▸ **Extract provided**:
When Dubroff accepted her current post in May 2017, succeeding Austin Erdman, who retired after serving as registrar for eight years, she hoped to continue the effective processes already in place and encourage more young people to vote by further embracing technology.
Dubroff put her 18 years of experience with the San Mateo County Registrars office to good use, juggling myriad responsibilities to ensure a fair, transparent, honest and accurate election. She has initiated social media and advertising campaigns among a litany of projects to bring more information and opportunities for all voters.
The county office held several voter registration, candidate and vote-by-mail workshops geared for people trying to get the vote out in their communities. Close to 200 people attended the workshops.
“That was kind of a tell-tale sign about how people were interested,” Dubroff said. “We saw a lot more people engaged and motivated to participate.”
Another tell-tale sign and a hopeful sign for the future was nearly 600 students worked the polls.
“They are fantastic,” Dubroff said. “These aren’t kids just sitting on their phones. They’re there to learn and help and they have a lot of energy, so a lot of poll workers are really happy to have that on such a long day.”
Some of the students provided bilingual assistance at the polls, which was in line with Dubroff’s goal to assist as many non-English speaking voters as possible. The county not only distributed voting information and materials in different languages to agencies, such as the League of Women Voters and El Concilio, efforts were made to stimulate vote-by-mail participation among minority communities.
“These organizations were clamoring for information,” Dubroff said. “We can’t go door-to-door and to every farmer’s market and every flea market to register voters, so in an election like this we want to empower people with information and make sure every vote counts.”
Dubroff initiated the Drive-Up Democracy campaign where 13 locations throughout the county were set up to accept vote-by-mail ballots over the four days leading to election day. In the primary election, such voter drop-off points were set up at the city halls in San Joaquin Country for 29 days leading to the election. In this mid-term election, officials collected 4,000 ballots in the four-day period. In the June primary election, just 2,000 ballots were collected at the city hall drop-off points over the 29-day period.
“It was really successful,” Dubroff said. “People really like handing the ballots to an election official, making sure it gets directly to the registrar. They don’t have to worry about going through the post office. It really exceeded my expectations.”
Though there aren’t any official elections yet scheduled in 2019, Dubroff said she and her team have plenty of work to do, including holding feedback sessions to improve and fine-tune procedures.
Dubroff has been passionate about the Democratic process since she was young. She was involved in voter registration before she was old enough to vote and applied for a job with the San Mateo County Registrar of Voters after graduating from the University of California, Berkeley, with a political science degree.
Dubroff worked in various capacities in San Mateo and was the elections specialist supervisor for the two years prior to joining San Joaquin County. Dubroff said San Joaquin County has different needs than San Mateo County, but she has enjoyed the challenge.
“I have had a steep learning curve, that’s for sure,” she said. “But to me it’s fun. I love new situations and I haven’t minded the learning curve at all.”

▸ **Supplied information**:
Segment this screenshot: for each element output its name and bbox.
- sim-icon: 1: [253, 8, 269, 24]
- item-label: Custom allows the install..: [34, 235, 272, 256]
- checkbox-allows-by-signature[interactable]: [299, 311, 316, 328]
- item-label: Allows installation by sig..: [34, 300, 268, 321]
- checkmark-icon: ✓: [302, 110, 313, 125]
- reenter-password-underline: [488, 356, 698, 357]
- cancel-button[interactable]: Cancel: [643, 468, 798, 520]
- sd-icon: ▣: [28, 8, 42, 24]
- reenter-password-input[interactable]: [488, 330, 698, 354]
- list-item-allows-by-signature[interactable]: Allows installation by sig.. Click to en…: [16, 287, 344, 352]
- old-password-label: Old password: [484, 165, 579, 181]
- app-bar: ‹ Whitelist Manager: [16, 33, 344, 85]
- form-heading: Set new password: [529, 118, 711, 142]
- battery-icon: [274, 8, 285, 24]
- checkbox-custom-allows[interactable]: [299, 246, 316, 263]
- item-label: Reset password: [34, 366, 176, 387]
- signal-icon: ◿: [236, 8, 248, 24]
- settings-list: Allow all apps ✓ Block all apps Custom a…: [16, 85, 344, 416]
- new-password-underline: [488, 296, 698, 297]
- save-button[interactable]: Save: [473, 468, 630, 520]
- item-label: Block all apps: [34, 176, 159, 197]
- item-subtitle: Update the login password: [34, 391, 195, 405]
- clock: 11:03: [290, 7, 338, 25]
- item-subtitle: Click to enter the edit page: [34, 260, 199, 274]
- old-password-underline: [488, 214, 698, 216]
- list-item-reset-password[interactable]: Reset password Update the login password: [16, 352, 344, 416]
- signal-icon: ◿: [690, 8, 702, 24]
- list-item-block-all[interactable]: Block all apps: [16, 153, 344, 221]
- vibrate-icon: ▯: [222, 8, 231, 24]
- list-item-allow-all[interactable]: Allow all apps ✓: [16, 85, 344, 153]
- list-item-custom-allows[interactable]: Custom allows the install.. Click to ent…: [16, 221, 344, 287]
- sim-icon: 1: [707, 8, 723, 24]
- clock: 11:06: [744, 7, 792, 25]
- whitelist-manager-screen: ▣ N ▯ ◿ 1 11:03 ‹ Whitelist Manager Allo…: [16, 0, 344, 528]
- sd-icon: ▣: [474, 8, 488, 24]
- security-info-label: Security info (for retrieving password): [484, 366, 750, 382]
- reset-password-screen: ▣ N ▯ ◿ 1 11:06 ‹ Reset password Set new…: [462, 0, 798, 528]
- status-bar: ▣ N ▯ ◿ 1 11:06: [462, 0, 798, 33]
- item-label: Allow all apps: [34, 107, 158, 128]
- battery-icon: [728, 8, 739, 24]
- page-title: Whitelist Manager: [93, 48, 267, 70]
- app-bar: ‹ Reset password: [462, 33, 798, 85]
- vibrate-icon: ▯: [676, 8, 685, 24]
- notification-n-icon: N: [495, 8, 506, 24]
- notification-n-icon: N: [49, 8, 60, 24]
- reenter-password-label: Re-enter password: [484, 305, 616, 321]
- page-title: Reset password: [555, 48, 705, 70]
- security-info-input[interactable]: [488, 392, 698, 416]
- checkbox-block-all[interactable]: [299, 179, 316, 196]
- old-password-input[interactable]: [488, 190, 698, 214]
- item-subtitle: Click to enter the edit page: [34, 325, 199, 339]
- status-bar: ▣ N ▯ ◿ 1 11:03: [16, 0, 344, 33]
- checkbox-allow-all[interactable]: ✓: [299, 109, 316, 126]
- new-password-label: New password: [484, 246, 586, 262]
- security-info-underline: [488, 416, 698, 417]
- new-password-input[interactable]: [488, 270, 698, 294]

▸ **The problem**:
In the piece about Dubroff's work as registrar, how many ballots did officials collect during the four-day Drive-Up Democracy period in the mid-term election? You can set the rows aside.

▸ **Response for this exercise**:
4,000 ballots.